## TAREFA 1
Reproduza fielmente o trecho do parecer do Ministério Público, começando em "O requerente, ora" e seguindo até "impugnação da sentença.".
## TAREFA 2
Por favor, prossiga o parecer do Ministério Público a partir do ponto em que ele termina.

## EXCERTO DADO
————

Pareceres/Diversos

Tribunal Central Administrativo Sul - Contencioso Administrativo
Contencioso:Administrativo
Data:04/11/2005
Processo:00717/05
Nº Processo/TAF:00000/00/0
Sub-Secção:2º. Juízo - 1ª. Secção
Magistrado:Mª. Antónia Soares
Descritores:CPTA - SUSPENSÃO DE EFICÁCIA
BANCO DE PORTUGAL
CANCELAMENTO DE REGISTO
PRESIDENTE DA DIRECÇÃO DA CAIXA DE CRÉDITO AGRÍCOLA MUTUO
Data do Acordão:07/07/2005
Disponível na JTCA:NÃO
Texto Integral:A magistrada do Ministério Público junto deste TCA Sul vem, ao abrigo do artº 146, nº1, do CPTA, emitir parecer sobre o mérito do presente recurso jurisdicional, nos termos e com os fundamentos seguintes :

Vem o presente recurso jurisdicional interposto da sentença que considerou de indeferir o pedido de suspensão de eficácia da deliberação de 14-9-04, do Conselho de Administração do Banco de Portugal que decidiu cancelar o registo do requerente enquanto Presidente da Direcção da Caixa de Crédito Agrícola Mútuo de Castelo Branco.

Antes, porém, de entrar na apreciação do mérito do referido recurso, há a referir o seguinte :

I

As páginas do processo em referência subiram a este TCA Sul sem virem numeradas e rubricadas, o que constitui uma irregularidade do processo se atentarmos que este, mesmo sendo um mero suporte em papel do processo constante do CITAF, desde que entra neste Tribunal onde não existe o referido programa informático, tem que obedecer ao requisitos dos demais processos em papel os quais, constituindo um documento autêntico que demonstra a ordenação no tempo dos actos processuais no mesmo praticados, tem que obedecer a uma numeração rubricada pelo funcionário, que demonstre a sua autenticidade e que está completo.

Nestes termos, é meu parecer que o processo deve baixar ao TAF de Castelo Branco a fim de aí se proceder à referida formalidade.

II


O requerente, ora recorrente, apresenta mais de vinte páginas com as conclusões das suas alegações de recurso jurisdicional as quais, mesmo dizendo respeito a 130 páginas de alegações, têm que obedecer ao estipulado no artº 690º nº1 do CPC, nos termos do qual as conclusões têm que ser apresentadas de forma sintética de modo a o tribunal apreender, de modo fácil e expedito, o objecto e as razões da impugnação da sentença.

————

## MATERIAL FORNECIDO
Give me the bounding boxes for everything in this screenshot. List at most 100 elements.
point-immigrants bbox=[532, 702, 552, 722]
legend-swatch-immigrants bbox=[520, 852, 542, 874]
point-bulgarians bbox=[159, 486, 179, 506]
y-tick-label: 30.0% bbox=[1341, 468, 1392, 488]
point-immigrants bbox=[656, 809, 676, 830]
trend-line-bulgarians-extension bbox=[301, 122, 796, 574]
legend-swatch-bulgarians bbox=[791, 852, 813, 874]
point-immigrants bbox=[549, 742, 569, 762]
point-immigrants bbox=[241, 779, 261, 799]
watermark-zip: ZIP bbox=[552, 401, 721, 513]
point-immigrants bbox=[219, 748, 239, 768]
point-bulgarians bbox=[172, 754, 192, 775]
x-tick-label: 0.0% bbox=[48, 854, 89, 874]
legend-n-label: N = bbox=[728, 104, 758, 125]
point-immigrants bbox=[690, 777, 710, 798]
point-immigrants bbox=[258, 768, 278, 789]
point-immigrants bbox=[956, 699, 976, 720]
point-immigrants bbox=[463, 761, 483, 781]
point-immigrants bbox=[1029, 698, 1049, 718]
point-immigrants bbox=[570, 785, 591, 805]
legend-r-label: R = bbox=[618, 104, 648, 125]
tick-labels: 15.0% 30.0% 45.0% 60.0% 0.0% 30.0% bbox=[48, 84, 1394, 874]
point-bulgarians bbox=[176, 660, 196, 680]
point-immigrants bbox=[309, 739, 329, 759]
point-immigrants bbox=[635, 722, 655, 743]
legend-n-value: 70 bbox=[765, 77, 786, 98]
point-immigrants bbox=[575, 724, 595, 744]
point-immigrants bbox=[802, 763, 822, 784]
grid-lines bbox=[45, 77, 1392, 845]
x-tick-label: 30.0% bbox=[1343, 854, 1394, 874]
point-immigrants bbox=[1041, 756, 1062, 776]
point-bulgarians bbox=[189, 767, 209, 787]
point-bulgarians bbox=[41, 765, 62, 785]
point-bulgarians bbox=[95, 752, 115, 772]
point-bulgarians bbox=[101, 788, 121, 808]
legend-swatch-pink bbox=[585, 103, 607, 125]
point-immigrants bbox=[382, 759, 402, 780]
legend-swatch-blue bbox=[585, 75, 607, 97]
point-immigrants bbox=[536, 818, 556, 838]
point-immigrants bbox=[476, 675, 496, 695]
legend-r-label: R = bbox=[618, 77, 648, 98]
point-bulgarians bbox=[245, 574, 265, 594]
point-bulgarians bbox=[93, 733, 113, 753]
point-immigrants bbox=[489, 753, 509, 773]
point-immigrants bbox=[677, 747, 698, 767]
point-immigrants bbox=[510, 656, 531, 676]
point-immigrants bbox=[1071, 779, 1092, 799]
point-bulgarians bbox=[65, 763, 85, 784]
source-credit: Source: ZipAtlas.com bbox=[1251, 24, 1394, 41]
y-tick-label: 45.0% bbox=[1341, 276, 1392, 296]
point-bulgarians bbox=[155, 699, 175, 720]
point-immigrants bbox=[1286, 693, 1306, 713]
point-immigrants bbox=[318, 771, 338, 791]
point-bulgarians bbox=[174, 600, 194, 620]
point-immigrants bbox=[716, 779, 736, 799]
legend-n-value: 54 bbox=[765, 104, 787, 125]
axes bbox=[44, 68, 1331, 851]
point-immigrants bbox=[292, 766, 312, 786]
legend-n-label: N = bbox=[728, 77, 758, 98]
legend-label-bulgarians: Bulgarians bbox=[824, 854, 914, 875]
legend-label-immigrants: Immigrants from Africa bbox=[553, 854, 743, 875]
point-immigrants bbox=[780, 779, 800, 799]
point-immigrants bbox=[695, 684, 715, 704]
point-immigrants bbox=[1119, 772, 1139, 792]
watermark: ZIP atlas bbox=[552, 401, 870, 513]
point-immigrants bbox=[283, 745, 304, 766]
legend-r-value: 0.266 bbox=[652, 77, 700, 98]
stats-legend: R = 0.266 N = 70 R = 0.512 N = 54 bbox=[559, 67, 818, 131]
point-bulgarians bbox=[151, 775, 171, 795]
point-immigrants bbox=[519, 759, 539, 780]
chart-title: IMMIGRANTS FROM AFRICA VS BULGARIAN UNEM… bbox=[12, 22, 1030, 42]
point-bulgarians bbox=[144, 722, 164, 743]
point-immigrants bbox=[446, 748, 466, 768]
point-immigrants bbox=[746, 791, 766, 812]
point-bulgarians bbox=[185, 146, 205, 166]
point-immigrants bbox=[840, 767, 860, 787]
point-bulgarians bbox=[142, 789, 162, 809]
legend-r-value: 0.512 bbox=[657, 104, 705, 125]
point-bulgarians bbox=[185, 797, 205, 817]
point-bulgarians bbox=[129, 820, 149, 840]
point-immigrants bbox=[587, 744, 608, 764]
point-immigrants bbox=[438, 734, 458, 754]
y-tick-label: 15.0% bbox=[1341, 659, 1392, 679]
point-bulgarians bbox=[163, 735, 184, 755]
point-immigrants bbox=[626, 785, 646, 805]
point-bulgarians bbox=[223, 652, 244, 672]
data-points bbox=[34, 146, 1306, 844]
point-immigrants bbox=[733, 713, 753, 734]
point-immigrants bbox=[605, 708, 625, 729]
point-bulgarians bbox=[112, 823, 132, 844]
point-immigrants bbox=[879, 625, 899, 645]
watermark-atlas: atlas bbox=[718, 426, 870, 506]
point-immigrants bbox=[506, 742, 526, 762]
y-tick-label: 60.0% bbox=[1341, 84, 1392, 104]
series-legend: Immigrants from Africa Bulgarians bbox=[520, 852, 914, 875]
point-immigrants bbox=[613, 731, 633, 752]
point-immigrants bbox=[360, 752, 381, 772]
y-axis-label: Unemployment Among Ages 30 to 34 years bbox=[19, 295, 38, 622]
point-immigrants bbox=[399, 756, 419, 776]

————

## RESPOSTA 1
O requerente, ora recorrente, apresenta mais de vinte páginas com as conclusões das suas alegações de recurso jurisdicional as quais, mesmo dizendo respeito a 130 páginas de alegações, têm que obedecer ao estipulado no artº 690º nº1 do CPC, nos termos do qual as conclusões têm que ser apresentadas de forma sintética de modo a o tribunal apreender, de modo fácil e expedito, o objecto e as razões da impugnação da sentença.

## RESPOSTA 2
Nestes termos, é meu parecer que deve ser convidado o requerente para vir proceder à sintetização das referidas conclusões.

III

Quanto ao mérito do recurso jurisdicional pronuncio-me pela improcedência deste.

De facto e antes de mais, o acto suspendendo não sofre de manifesta ilegalidade, ao contrário do que o requerente pretende demonstrar.

Com efeito, nenhum dos vícios assacados ao citado acto( falta de fundamentação, erro nos pressupostos de facto e violação do artº 30º do Regime Geral das Instituições de Crédito e Sociedades Financeiras ( RGICSF)é tão evidente que leve a concluir, sem necessidade de grandes aprofundamentos, pela procedência do processo principal, tal como vem demonstrado na sentença recorrida e nas contra - alegações do Banco de Portugal, pelo que não se verifica o requisito contido na alínea a), do nº1, do artº 120º, do CPTA.

Por outro lado, o requerente não fez prova da existência de prejuízos de difícil reparação decorrentes cancelamento do registo do seu cargo como Presidente da Direcção e consequente perda de vencimentos, sendo de supor, atendendo que não é um cargo vitalício nem exercido em regime de exclusividade, que o requerente disponha de outros rendimentos necessários à sua subsistência( v.g. rendimentos agrícolas).

De facto, não resulta do alegado nos artºs 200º a 207º da petição, quaisquer factos concretos que demonstrem a alegada dificuldade de subsistência, sendo certo que o requerente não referiu, nomeadamente, qual é o seu agregado familiar nem que o salário auferido é o seu único meio de subsistência.

Mas ainda que se desse como verificado tal requisito, sempre o presente pedido seria de indeferir já que ao cancelamento deste registo está subjacente um juízo de censura na actuação do requerente enquanto detentor do cargo, o que implicaria um prejuízo para o interesse público que com o citado registo se visa preservar, quanto a mim, mais relevante do que o prejuízo particular que, para o requerente, tal registo possa vir a acarretar.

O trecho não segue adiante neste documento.